▸ Work required:
In the material below, identify each line bearing the word "JSON". Reproduce those lines.

────

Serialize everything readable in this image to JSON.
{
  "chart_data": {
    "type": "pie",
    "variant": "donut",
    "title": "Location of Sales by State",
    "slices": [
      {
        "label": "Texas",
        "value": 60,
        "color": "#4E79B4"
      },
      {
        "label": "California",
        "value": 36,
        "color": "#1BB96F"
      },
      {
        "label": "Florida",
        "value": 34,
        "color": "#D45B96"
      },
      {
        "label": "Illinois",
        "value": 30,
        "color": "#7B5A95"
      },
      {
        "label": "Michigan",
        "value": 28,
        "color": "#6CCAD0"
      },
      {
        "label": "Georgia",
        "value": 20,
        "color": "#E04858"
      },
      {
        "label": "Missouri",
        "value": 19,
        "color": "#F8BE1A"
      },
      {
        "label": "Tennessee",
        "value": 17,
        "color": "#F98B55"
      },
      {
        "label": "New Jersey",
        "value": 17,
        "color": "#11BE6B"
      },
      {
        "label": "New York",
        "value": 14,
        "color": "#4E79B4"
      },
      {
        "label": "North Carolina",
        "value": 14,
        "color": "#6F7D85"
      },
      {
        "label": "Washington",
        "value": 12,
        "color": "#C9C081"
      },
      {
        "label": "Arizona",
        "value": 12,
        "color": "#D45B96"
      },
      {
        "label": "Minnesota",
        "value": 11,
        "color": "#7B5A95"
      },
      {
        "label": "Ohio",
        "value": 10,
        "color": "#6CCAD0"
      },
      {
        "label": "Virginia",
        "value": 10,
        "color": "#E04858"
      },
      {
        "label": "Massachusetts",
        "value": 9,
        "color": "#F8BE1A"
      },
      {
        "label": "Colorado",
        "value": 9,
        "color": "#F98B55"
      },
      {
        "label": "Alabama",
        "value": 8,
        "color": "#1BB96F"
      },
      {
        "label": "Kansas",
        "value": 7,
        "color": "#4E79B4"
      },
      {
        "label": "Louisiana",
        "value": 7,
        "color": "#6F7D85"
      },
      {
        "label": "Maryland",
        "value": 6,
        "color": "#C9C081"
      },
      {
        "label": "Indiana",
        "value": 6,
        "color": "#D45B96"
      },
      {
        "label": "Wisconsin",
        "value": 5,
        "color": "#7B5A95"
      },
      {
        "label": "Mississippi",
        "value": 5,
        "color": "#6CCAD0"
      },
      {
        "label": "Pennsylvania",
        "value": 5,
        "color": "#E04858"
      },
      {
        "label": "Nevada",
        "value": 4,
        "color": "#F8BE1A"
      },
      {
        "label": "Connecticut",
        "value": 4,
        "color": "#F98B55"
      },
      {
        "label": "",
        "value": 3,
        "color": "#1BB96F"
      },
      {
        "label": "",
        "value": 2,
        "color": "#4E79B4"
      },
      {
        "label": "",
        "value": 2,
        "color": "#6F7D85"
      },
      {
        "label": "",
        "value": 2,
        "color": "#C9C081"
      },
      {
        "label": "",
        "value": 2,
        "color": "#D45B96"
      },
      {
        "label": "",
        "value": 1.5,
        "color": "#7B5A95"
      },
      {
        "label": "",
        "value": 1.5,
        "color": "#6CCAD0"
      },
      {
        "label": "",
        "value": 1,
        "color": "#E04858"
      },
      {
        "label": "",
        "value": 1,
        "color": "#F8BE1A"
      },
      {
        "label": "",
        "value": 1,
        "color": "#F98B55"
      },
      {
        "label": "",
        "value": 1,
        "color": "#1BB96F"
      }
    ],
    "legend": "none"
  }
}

────

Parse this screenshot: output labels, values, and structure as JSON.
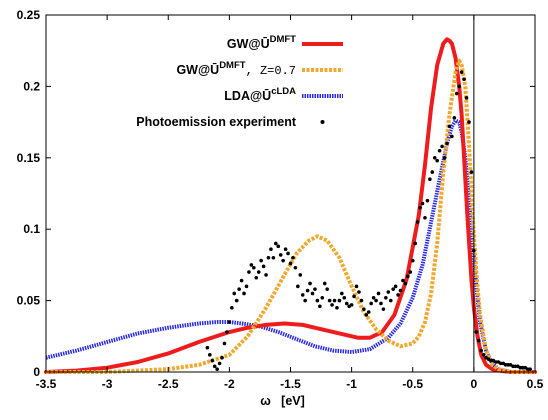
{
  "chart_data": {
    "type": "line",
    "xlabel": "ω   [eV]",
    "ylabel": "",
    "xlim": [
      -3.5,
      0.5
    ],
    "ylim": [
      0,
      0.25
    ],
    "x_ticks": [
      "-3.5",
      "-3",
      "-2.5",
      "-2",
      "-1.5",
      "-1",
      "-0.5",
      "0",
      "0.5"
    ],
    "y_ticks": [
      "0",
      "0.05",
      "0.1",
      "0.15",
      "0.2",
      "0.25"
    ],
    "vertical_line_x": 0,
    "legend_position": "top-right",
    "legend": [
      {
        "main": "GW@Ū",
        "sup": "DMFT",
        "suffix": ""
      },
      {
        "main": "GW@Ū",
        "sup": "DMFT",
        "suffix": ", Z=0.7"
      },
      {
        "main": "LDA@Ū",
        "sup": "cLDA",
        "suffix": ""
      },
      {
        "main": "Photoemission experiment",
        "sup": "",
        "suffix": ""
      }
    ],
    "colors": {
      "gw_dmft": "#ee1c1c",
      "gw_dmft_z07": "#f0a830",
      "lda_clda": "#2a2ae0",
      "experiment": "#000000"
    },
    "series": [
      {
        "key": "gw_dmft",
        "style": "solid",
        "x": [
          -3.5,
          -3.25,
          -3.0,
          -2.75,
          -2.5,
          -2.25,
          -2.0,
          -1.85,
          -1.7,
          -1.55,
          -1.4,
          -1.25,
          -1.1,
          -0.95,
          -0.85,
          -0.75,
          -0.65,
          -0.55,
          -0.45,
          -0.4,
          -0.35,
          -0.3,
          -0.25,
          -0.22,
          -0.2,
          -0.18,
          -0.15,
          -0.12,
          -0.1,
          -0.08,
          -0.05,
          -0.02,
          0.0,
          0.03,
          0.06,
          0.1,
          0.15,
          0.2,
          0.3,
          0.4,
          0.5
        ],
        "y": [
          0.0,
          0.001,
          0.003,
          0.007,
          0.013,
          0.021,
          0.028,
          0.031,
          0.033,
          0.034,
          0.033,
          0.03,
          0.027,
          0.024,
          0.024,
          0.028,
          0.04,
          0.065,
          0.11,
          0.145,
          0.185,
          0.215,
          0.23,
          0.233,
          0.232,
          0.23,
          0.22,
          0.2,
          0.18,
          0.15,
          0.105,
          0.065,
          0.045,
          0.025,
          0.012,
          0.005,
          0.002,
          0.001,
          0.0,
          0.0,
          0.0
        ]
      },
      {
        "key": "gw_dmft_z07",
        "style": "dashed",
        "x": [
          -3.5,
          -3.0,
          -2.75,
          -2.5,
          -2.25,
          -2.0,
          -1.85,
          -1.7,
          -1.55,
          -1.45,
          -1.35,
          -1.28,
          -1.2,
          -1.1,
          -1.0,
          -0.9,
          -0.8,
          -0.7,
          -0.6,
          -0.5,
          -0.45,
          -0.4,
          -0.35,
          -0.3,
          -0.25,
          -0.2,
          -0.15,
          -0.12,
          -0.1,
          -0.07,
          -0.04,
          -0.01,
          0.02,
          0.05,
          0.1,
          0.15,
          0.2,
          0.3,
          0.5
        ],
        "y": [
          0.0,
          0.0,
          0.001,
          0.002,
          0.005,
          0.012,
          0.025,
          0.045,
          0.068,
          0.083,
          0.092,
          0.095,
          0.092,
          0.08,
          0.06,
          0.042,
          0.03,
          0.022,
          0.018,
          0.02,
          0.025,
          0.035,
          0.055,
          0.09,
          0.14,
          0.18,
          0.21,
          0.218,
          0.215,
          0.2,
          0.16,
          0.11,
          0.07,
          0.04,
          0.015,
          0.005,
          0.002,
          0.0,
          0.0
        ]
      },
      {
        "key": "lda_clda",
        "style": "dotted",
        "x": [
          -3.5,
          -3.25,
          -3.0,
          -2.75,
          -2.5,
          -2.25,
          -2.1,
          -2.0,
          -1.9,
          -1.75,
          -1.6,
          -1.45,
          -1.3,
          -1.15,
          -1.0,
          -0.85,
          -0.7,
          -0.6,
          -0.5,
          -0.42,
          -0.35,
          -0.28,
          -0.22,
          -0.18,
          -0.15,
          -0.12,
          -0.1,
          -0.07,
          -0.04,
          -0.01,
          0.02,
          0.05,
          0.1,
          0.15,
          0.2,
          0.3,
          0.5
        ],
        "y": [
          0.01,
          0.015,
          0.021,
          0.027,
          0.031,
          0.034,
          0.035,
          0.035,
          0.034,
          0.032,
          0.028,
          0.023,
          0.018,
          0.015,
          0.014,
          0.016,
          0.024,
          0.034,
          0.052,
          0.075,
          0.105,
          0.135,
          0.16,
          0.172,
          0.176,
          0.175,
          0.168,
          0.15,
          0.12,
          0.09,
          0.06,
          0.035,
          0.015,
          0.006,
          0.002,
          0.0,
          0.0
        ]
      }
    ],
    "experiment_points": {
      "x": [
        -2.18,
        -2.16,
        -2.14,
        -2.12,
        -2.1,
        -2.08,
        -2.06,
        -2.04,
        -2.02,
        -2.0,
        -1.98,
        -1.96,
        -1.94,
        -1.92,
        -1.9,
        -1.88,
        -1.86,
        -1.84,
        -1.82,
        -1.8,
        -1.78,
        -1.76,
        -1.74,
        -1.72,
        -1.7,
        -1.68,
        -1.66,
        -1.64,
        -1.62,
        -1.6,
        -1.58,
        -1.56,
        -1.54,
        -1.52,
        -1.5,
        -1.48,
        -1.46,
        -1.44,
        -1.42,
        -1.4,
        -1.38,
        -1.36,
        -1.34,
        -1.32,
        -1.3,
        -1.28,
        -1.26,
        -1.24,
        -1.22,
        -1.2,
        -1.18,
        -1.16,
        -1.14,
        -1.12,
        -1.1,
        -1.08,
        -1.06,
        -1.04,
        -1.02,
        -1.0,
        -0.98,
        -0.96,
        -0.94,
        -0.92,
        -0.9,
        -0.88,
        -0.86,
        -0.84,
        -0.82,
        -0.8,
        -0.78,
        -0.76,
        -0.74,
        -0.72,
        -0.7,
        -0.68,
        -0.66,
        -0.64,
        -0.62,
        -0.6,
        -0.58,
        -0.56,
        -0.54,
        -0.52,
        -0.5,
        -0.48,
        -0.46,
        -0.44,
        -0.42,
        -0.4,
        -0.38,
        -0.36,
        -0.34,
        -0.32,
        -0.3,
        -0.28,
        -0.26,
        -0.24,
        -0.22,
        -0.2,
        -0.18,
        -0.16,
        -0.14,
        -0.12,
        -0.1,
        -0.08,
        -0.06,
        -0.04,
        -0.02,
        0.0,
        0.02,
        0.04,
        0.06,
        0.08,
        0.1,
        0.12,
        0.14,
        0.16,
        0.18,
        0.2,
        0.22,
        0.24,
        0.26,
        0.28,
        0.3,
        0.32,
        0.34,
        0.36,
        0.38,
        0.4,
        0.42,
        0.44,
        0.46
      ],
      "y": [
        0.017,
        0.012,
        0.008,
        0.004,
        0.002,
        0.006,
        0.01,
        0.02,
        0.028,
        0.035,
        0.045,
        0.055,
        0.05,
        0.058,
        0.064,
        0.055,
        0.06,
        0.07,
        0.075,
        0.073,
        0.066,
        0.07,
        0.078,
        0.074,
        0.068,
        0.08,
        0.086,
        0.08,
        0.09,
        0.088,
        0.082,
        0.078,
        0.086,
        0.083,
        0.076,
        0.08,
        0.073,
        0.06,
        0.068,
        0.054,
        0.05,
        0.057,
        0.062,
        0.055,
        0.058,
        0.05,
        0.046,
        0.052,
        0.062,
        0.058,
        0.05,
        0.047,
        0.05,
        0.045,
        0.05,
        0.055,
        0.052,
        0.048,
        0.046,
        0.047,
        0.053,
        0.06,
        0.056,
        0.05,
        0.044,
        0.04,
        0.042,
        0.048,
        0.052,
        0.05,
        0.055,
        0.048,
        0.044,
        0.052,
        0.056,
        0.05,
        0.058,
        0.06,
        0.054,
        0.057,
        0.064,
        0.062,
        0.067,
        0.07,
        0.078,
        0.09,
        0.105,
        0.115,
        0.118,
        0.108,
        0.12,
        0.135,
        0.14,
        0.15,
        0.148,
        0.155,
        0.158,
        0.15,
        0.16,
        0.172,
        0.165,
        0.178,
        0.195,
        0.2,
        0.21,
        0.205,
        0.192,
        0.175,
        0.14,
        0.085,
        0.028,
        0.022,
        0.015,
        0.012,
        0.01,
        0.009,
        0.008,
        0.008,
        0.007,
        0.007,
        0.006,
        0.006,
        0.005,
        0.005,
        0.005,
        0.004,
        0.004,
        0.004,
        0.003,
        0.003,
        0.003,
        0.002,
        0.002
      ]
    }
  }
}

────

▸ Written solution:
Serialize everything readable in this image to JSON.
Parse this screenshot: output labels, values, and structure as JSON.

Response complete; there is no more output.